What you should do: Will you extract the entries word for word? Images should not appear in the copy.
==========
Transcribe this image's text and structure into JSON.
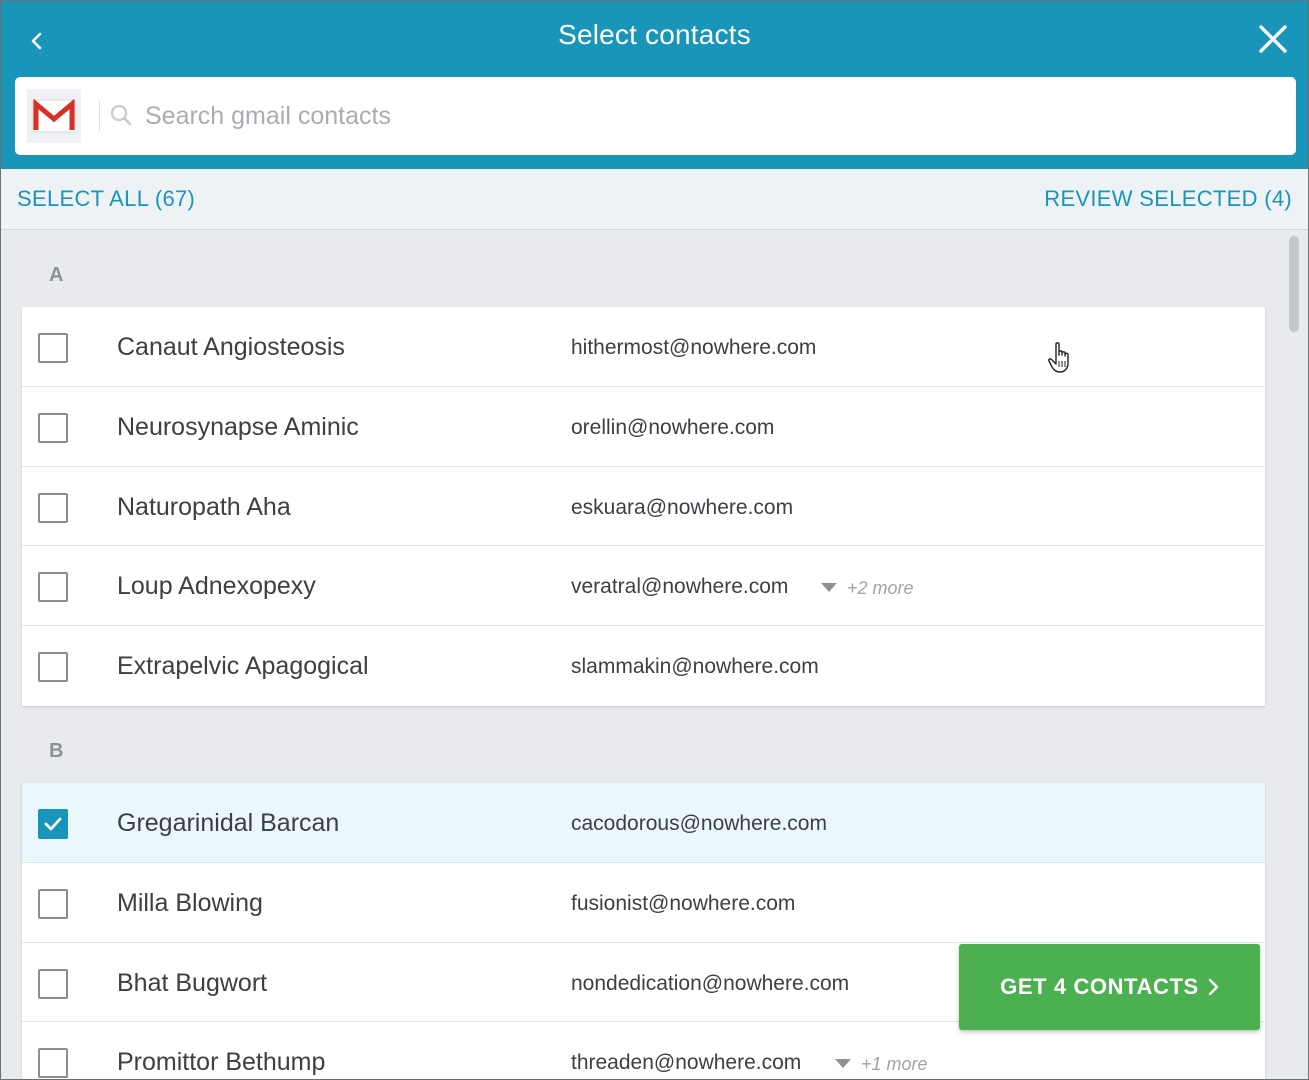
{
  "header": {
    "title": "Select contacts"
  },
  "search": {
    "placeholder": "Search gmail contacts",
    "value": ""
  },
  "toolbar": {
    "select_all_label": "SELECT ALL (67)",
    "review_selected_label": "REVIEW SELECTED (4)"
  },
  "sections": [
    {
      "letter": "A",
      "contacts": [
        {
          "name": "Canaut Angiosteosis",
          "email": "hithermost@nowhere.com",
          "more": "",
          "checked": false
        },
        {
          "name": "Neurosynapse Aminic",
          "email": "orellin@nowhere.com",
          "more": "",
          "checked": false
        },
        {
          "name": "Naturopath Aha",
          "email": "eskuara@nowhere.com",
          "more": "",
          "checked": false
        },
        {
          "name": "Loup Adnexopexy",
          "email": "veratral@nowhere.com",
          "more": "+2 more",
          "checked": false
        },
        {
          "name": "Extrapelvic Apagogical",
          "email": "slammakin@nowhere.com",
          "more": "",
          "checked": false
        }
      ]
    },
    {
      "letter": "B",
      "contacts": [
        {
          "name": "Gregarinidal Barcan",
          "email": "cacodorous@nowhere.com",
          "more": "",
          "checked": true
        },
        {
          "name": "Milla Blowing",
          "email": "fusionist@nowhere.com",
          "more": "",
          "checked": false
        },
        {
          "name": "Bhat Bugwort",
          "email": "nondedication@nowhere.com",
          "more": "",
          "checked": false
        },
        {
          "name": "Promittor Bethump",
          "email": "threaden@nowhere.com",
          "more": "+1 more",
          "checked": false
        }
      ]
    }
  ],
  "footer": {
    "get_contacts_label": "GET 4 CONTACTS"
  },
  "colors": {
    "brand": "#1895b9",
    "action": "#4caf50"
  },
  "icons": [
    "chevron-left-icon",
    "close-icon",
    "gmail-logo-icon",
    "search-icon",
    "check-icon",
    "dropdown-arrow-icon",
    "chevron-right-icon",
    "hand-cursor-icon"
  ]
}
==========
Answer in full:
Transcribe this image's text and structure into JSON.
{
  "header": {
    "title": "Select contacts"
  },
  "search": {
    "placeholder": "Search gmail contacts",
    "value": ""
  },
  "toolbar": {
    "select_all_label": "SELECT ALL (67)",
    "review_selected_label": "REVIEW SELECTED (4)"
  },
  "sections": [
    {
      "letter": "A",
      "contacts": [
        {
          "name": "Canaut Angiosteosis",
          "email": "hithermost@nowhere.com",
          "more": "",
          "checked": false
        },
        {
          "name": "Neurosynapse Aminic",
          "email": "orellin@nowhere.com",
          "more": "",
          "checked": false
        },
        {
          "name": "Naturopath Aha",
          "email": "eskuara@nowhere.com",
          "more": "",
          "checked": false
        },
        {
          "name": "Loup Adnexopexy",
          "email": "veratral@nowhere.com",
          "more": "+2 more",
          "checked": false
        },
        {
          "name": "Extrapelvic Apagogical",
          "email": "slammakin@nowhere.com",
          "more": "",
          "checked": false
        }
      ]
    },
    {
      "letter": "B",
      "contacts": [
        {
          "name": "Gregarinidal Barcan",
          "email": "cacodorous@nowhere.com",
          "more": "",
          "checked": true
        },
        {
          "name": "Milla Blowing",
          "email": "fusionist@nowhere.com",
          "more": "",
          "checked": false
        },
        {
          "name": "Bhat Bugwort",
          "email": "nondedication@nowhere.com",
          "more": "",
          "checked": false
        },
        {
          "name": "Promittor Bethump",
          "email": "threaden@nowhere.com",
          "more": "+1 more",
          "checked": false
        }
      ]
    }
  ],
  "footer": {
    "get_contacts_label": "GET 4 CONTACTS"
  },
  "colors": {
    "brand": "#1895b9",
    "action": "#4caf50"
  },
  "icons": [
    "chevron-left-icon",
    "close-icon",
    "gmail-logo-icon",
    "search-icon",
    "check-icon",
    "dropdown-arrow-icon",
    "chevron-right-icon",
    "hand-cursor-icon"
  ]
}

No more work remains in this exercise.